Stored data |
====================

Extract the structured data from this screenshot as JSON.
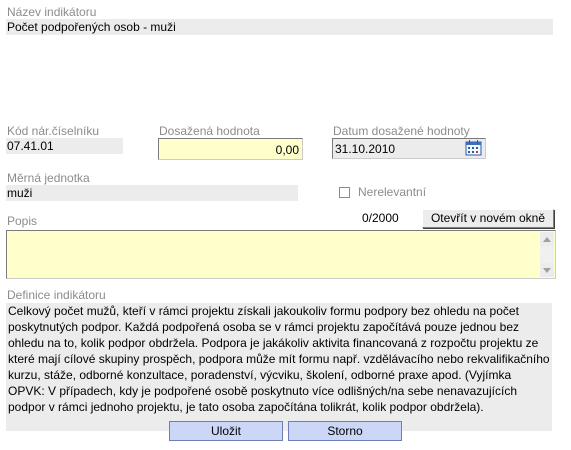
{
  "indicator_name": {
    "label": "Název indikátoru",
    "value": "Počet podpořených osob - muži"
  },
  "code": {
    "label": "Kód nár.číselníku",
    "value": "07.41.01"
  },
  "achieved_value": {
    "label": "Dosažená hodnota",
    "value": "0,00"
  },
  "achieved_date": {
    "label": "Datum dosažené hodnoty",
    "value": "31.10.2010",
    "icon": "calendar-icon"
  },
  "unit": {
    "label": "Měrná jednotka",
    "value": "muži"
  },
  "irrelevant": {
    "label": "Nerelevantní",
    "checked": false
  },
  "description": {
    "label": "Popis",
    "counter": "0/2000",
    "open_button_label": "Otevřít v novém okně",
    "value": ""
  },
  "definition": {
    "label": "Definice indikátoru",
    "text": "Celkový počet mužů, kteří v rámci projektu získali jakoukoliv formu podpory bez ohledu na počet poskytnutých podpor. Každá podpořená osoba se v rámci projektu započítává pouze jednou bez ohledu na to, kolik podpor obdržela. Podpora je jakákoliv aktivita financovaná z rozpočtu projektu ze které mají cílové skupiny prospěch, podpora může mít formu např. vzdělávacího nebo rekvalifikačního kurzu, stáže, odborné konzultace, poradenství, výcviku, školení, odborné praxe apod. (Vyjímka OPVK: V případech, kdy je podpořené osobě poskytnuto více odlišných/na sebe nenavazujících podpor v rámci jednoho projektu, je tato osoba započítána tolikrát, kolik podpor obdržela)."
  },
  "buttons": {
    "save": "Uložit",
    "cancel": "Storno"
  },
  "colors": {
    "readonly_bg": "#ececec",
    "input_bg": "#ffffcc",
    "label": "#8c8c8c",
    "button_bg": "#ccd6f6",
    "button_border": "#6f7fb6"
  }
}
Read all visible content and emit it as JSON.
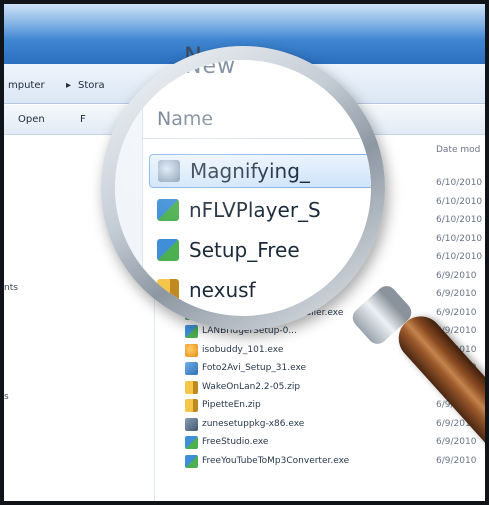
{
  "window": {
    "title": "New"
  },
  "address_bar": {
    "crumbs": [
      "mputer",
      "Stora"
    ],
    "separator": "▸"
  },
  "toolbar": {
    "open_label": "Open",
    "truncated_label": "F"
  },
  "nav_pane": {
    "items": [
      {
        "label": "nts"
      },
      {
        "label": "s"
      }
    ]
  },
  "list": {
    "date_header": "Date mod",
    "rows": [
      {
        "name": "",
        "date": "6/10/2010",
        "icon": "globe-icon"
      },
      {
        "name": "",
        "date": "6/10/2010",
        "icon": "setup-icon"
      },
      {
        "name": "",
        "date": "6/10/2010",
        "icon": "setup-icon"
      },
      {
        "name": "",
        "date": "6/10/2010",
        "icon": "setup-icon"
      },
      {
        "name": "",
        "date": "6/10/2010",
        "icon": "setup-icon"
      },
      {
        "name": "",
        "date": "6/9/2010",
        "icon": "zip-icon"
      },
      {
        "name": "",
        "date": "6/9/2010",
        "icon": "setup-icon"
      },
      {
        "name": "workrave-win32-...-installer.exe",
        "date": "6/9/2010",
        "icon": "setup-icon"
      },
      {
        "name": "LANBridgerSetup-0...",
        "date": "6/9/2010",
        "icon": "setup-icon"
      },
      {
        "name": "isobuddy_101.exe",
        "date": "6/9/2010",
        "icon": "orange-disc-icon"
      },
      {
        "name": "Foto2Avi_Setup_31.exe",
        "date": "6/9/2010",
        "icon": "blue-app-icon"
      },
      {
        "name": "WakeOnLan2.2-05.zip",
        "date": "6/9/2010",
        "icon": "zip-icon"
      },
      {
        "name": "PipetteEn.zip",
        "date": "6/9/2010",
        "icon": "zip-icon"
      },
      {
        "name": "zunesetuppkg-x86.exe",
        "date": "6/9/2010",
        "icon": "gray-app-icon"
      },
      {
        "name": "FreeStudio.exe",
        "date": "6/9/2010",
        "icon": "setup-icon"
      },
      {
        "name": "FreeYouTubeToMp3Converter.exe",
        "date": "6/9/2010",
        "icon": "setup-icon"
      }
    ]
  },
  "magnified": {
    "title": "New",
    "column_header": "Name",
    "rows": [
      {
        "name": "Magnifying_",
        "icon": "globe-icon",
        "selected": true
      },
      {
        "name": "nFLVPlayer_S",
        "icon": "setup-icon",
        "selected": false
      },
      {
        "name": "Setup_Free",
        "icon": "setup-icon",
        "selected": false
      },
      {
        "name": "nexusf",
        "icon": "zip-icon",
        "selected": false
      }
    ]
  },
  "colors": {
    "selection_border": "#84b4e6",
    "title_bar_blue": "#3f86d2",
    "handle_wood": "#9c5a2c"
  }
}
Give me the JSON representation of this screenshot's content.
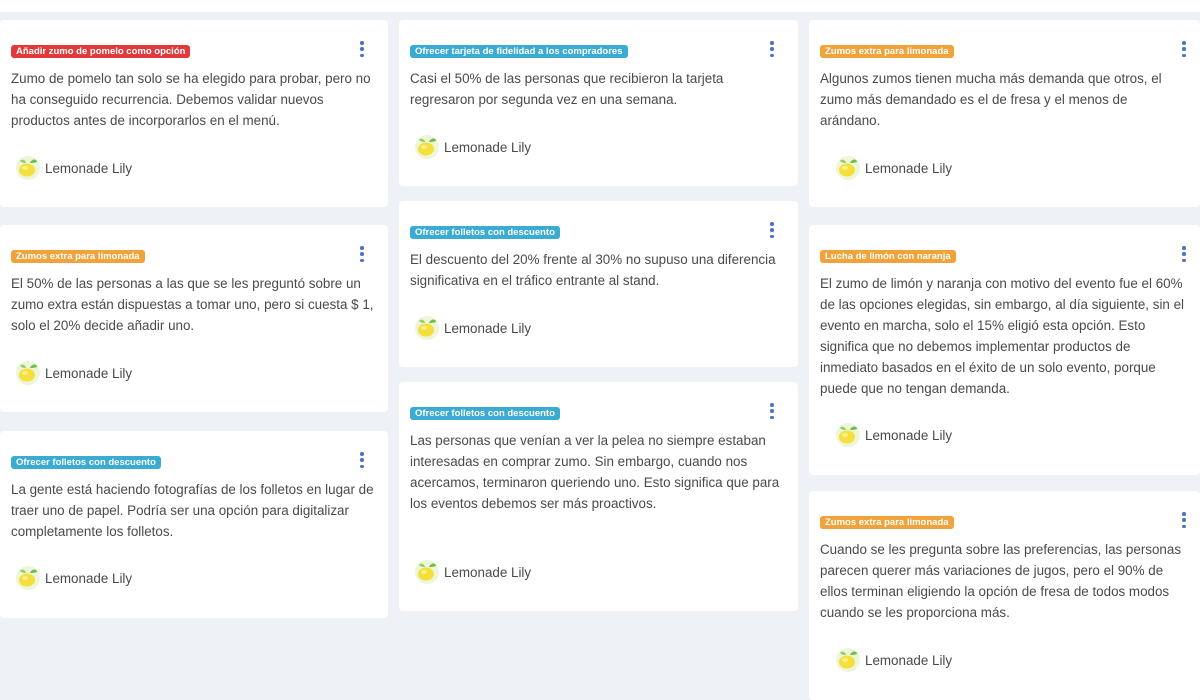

====================

What is asked | Quote every line word for word and keep the images out of the copy.

Task result |
Extract the structured data from this screenshot as JSON.
{
  "indicator_name": {
    "label": "Název indikátoru",
    "value": "Počet podpořených osob - muži"
  },
  "code": {
    "label": "Kód nár.číselníku",
    "value": "07.41.01"
  },
  "achieved_value": {
    "label": "Dosažená hodnota",
    "value": "0,00"
  },
  "achieved_date": {
    "label": "Datum dosažené hodnoty",
    "value": "31.10.2010",
    "icon": "calendar-icon"
  },
  "unit": {
    "label": "Měrná jednotka",
    "value": "muži"
  },
  "irrelevant": {
    "label": "Nerelevantní",
    "checked": false
  },
  "description": {
    "label": "Popis",
    "counter": "0/2000",
    "open_button_label": "Otevřít v novém okně",
    "value": ""
  },
  "definition": {
    "label": "Definice indikátoru",
    "text": "Celkový počet mužů, kteří v rámci projektu získali jakoukoliv formu podpory bez ohledu na počet poskytnutých podpor. Každá podpořená osoba se v rámci projektu započítává pouze jednou bez ohledu na to, kolik podpor obdržela. Podpora je jakákoliv aktivita financovaná z rozpočtu projektu ze které mají cílové skupiny prospěch, podpora může mít formu např. vzdělávacího nebo rekvalifikačního kurzu, stáže, odborné konzultace, poradenství, výcviku, školení, odborné praxe apod. (Vyjímka OPVK: V případech, kdy je podpořené osobě poskytnuto více odlišných/na sebe nenavazujících podpor v rámci jednoho projektu, je tato osoba započítána tolikrát, kolik podpor obdržela)."
  },
  "buttons": {
    "save": "Uložit",
    "cancel": "Storno"
  },
  "colors": {
    "readonly_bg": "#ececec",
    "input_bg": "#ffffcc",
    "label": "#8c8c8c",
    "button_bg": "#ccd6f6",
    "button_border": "#6f7fb6"
  }
}
Read all visible content and emit it as JSON.
{
  "window": {
    "title": "New"
  },
  "address_bar": {
    "crumbs": [
      "mputer",
      "Stora"
    ],
    "separator": "▸"
  },
  "toolbar": {
    "open_label": "Open",
    "truncated_label": "F"
  },
  "nav_pane": {
    "items": [
      {
        "label": "nts"
      },
      {
        "label": "s"
      }
    ]
  },
  "list": {
    "date_header": "Date mod",
    "rows": [
      {
        "name": "",
        "date": "6/10/2010",
        "icon": "globe-icon"
      },
      {
        "name": "",
        "date": "6/10/2010",
        "icon": "setup-icon"
      },
      {
        "name": "",
        "date": "6/10/2010",
        "icon": "setup-icon"
      },
      {
        "name": "",
        "date": "6/10/2010",
        "icon": "setup-icon"
      },
      {
        "name": "",
        "date": "6/10/2010",
        "icon": "setup-icon"
      },
      {
        "name": "",
        "date": "6/9/2010",
        "icon": "zip-icon"
      },
      {
        "name": "",
        "date": "6/9/2010",
        "icon": "setup-icon"
      },
      {
        "name": "workrave-win32-...-installer.exe",
        "date": "6/9/2010",
        "icon": "setup-icon"
      },
      {
        "name": "LANBridgerSetup-0...",
        "date": "6/9/2010",
        "icon": "setup-icon"
      },
      {
        "name": "isobuddy_101.exe",
        "date": "6/9/2010",
        "icon": "orange-disc-icon"
      },
      {
        "name": "Foto2Avi_Setup_31.exe",
        "date": "6/9/2010",
        "icon": "blue-app-icon"
      },
      {
        "name": "WakeOnLan2.2-05.zip",
        "date": "6/9/2010",
        "icon": "zip-icon"
      },
      {
        "name": "PipetteEn.zip",
        "date": "6/9/2010",
        "icon": "zip-icon"
      },
      {
        "name": "zunesetuppkg-x86.exe",
        "date": "6/9/2010",
        "icon": "gray-app-icon"
      },
      {
        "name": "FreeStudio.exe",
        "date": "6/9/2010",
        "icon": "setup-icon"
      },
      {
        "name": "FreeYouTubeToMp3Converter.exe",
        "date": "6/9/2010",
        "icon": "setup-icon"
      }
    ]
  },
  "magnified": {
    "title": "New",
    "column_header": "Name",
    "rows": [
      {
        "name": "Magnifying_",
        "icon": "globe-icon",
        "selected": true
      },
      {
        "name": "nFLVPlayer_S",
        "icon": "setup-icon",
        "selected": false
      },
      {
        "name": "Setup_Free",
        "icon": "setup-icon",
        "selected": false
      },
      {
        "name": "nexusf",
        "icon": "zip-icon",
        "selected": false
      }
    ]
  },
  "colors": {
    "selection_border": "#84b4e6",
    "title_bar_blue": "#3f86d2",
    "handle_wood": "#9c5a2c"
  }
}
Give me the JSON representation of this screenshot's content.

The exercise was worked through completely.